[Data records]
-----
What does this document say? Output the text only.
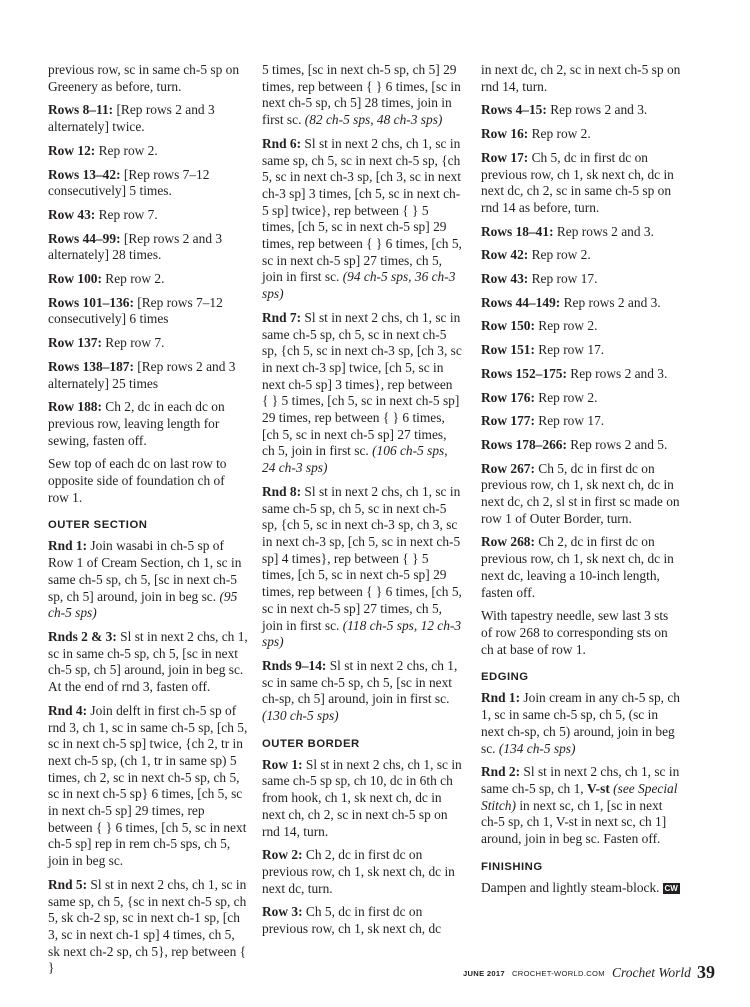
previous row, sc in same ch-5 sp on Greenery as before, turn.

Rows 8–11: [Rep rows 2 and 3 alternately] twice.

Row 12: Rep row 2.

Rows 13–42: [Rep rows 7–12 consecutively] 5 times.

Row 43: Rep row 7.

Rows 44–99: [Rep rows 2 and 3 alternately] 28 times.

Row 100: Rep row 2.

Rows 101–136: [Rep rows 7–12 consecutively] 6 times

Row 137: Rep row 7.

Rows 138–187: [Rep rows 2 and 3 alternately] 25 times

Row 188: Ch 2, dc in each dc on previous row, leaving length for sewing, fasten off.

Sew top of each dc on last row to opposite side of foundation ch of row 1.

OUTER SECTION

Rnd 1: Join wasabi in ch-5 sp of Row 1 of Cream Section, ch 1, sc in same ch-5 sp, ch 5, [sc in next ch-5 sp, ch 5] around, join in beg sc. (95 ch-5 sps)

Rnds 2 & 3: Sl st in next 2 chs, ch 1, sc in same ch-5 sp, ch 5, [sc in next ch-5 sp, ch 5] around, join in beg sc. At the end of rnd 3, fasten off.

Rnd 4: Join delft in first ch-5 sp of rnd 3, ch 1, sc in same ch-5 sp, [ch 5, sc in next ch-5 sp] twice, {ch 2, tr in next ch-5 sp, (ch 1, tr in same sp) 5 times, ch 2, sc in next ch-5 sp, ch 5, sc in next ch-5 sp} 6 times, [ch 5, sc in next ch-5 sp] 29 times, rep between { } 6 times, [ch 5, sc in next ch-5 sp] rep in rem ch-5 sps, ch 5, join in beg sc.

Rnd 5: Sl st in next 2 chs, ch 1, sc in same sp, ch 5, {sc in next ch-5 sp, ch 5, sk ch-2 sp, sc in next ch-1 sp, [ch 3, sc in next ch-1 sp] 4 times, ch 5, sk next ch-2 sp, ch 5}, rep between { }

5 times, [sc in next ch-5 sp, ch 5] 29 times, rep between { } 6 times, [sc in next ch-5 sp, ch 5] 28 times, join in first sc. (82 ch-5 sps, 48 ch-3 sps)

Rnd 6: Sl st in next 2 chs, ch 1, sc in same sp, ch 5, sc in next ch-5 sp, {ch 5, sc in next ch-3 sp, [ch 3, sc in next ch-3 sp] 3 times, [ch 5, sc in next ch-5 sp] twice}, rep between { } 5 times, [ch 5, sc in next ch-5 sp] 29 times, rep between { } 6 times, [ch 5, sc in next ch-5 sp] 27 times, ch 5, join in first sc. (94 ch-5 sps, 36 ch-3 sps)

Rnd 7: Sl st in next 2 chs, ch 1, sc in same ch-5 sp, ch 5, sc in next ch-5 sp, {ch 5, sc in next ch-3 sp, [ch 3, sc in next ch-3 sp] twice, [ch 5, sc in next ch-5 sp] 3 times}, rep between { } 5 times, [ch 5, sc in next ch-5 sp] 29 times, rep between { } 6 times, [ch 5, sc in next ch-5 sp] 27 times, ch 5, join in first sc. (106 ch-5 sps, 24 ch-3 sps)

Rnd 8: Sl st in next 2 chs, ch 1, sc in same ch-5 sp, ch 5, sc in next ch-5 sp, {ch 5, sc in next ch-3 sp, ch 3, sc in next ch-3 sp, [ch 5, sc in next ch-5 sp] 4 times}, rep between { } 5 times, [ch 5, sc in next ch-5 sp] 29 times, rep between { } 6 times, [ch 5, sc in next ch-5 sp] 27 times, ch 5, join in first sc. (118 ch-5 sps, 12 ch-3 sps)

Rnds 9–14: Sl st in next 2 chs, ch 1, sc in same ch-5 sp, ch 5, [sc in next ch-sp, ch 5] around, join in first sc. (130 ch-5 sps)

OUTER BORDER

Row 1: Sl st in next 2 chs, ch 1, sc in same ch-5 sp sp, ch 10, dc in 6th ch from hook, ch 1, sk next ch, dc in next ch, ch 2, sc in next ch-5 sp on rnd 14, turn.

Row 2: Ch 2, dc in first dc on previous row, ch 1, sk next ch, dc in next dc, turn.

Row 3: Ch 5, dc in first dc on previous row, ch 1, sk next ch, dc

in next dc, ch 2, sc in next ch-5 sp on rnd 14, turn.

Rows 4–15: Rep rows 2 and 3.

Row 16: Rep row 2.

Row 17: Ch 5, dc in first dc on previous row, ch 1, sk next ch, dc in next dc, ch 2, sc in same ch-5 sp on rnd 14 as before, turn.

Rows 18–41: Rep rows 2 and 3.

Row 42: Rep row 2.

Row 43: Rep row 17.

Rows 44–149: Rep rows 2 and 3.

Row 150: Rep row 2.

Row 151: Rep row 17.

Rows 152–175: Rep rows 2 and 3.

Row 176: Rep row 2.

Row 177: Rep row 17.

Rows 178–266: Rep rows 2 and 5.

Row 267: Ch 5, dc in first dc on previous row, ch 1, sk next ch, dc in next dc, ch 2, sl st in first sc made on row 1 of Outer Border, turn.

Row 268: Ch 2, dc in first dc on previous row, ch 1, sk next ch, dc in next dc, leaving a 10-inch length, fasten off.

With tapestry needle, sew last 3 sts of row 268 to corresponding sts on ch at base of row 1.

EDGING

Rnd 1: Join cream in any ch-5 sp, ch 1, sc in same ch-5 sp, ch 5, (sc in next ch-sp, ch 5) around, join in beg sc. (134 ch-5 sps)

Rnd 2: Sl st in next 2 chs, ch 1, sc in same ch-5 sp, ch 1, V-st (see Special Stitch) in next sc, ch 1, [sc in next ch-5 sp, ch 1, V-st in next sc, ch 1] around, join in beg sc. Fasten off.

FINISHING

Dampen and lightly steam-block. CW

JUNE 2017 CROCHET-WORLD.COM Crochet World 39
-----
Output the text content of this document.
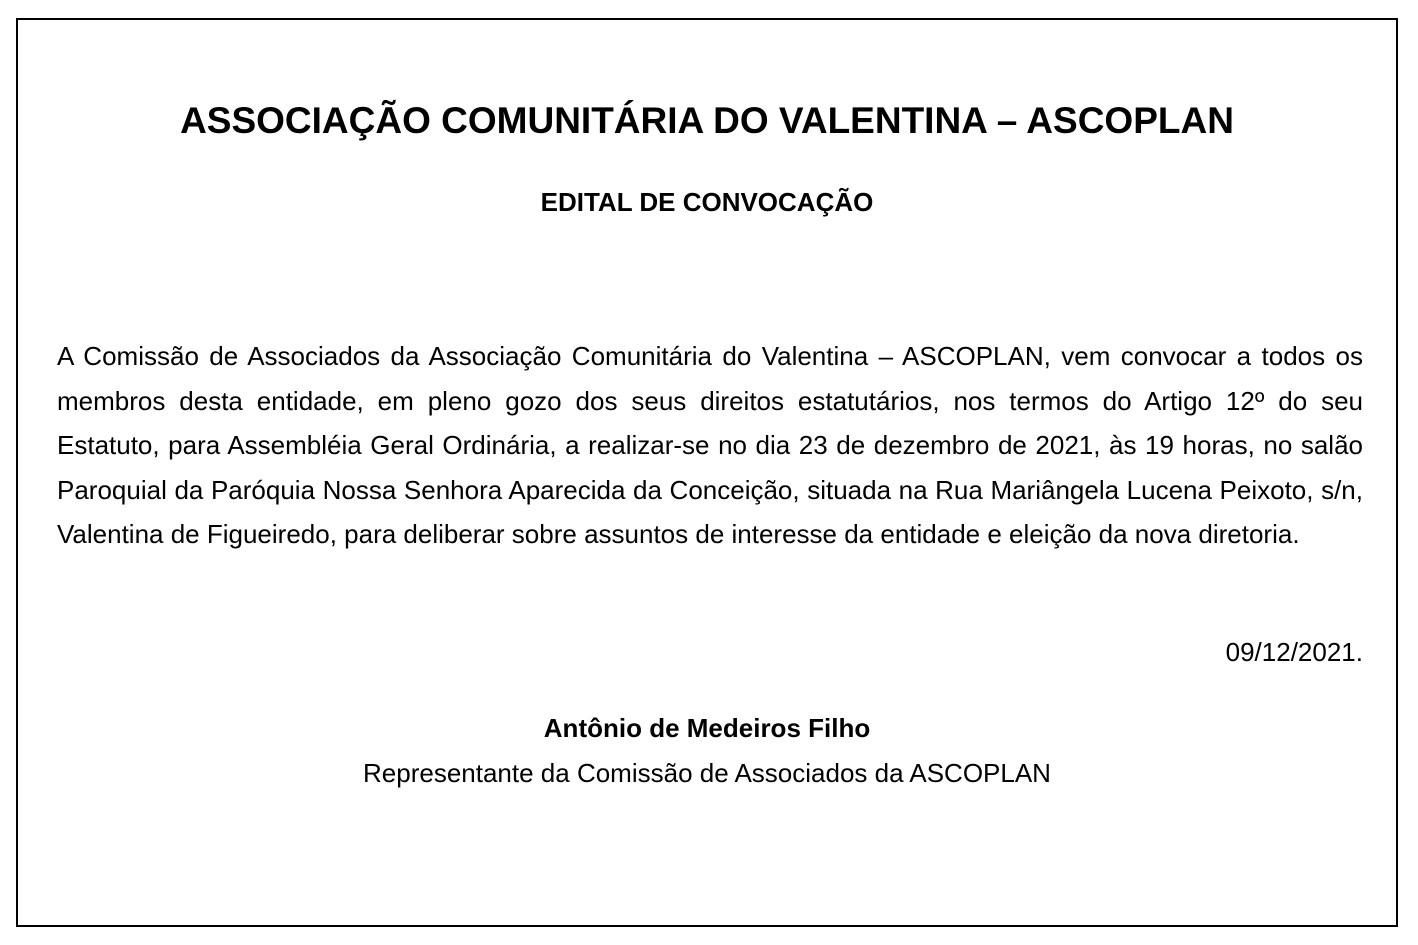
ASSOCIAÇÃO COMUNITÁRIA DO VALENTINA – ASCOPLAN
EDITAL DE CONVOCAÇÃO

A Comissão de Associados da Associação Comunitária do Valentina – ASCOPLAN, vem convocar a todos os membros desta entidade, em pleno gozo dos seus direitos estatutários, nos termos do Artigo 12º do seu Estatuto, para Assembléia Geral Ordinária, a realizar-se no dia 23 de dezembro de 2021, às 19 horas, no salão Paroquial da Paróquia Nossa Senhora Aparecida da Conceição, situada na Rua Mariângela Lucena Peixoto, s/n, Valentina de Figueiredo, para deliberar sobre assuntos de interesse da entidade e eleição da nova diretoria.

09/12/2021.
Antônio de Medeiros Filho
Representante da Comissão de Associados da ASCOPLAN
-----
Each line that holds the word "document" should be extracted from the records.

What does this document say? Output the text only.
Output the text content of this document.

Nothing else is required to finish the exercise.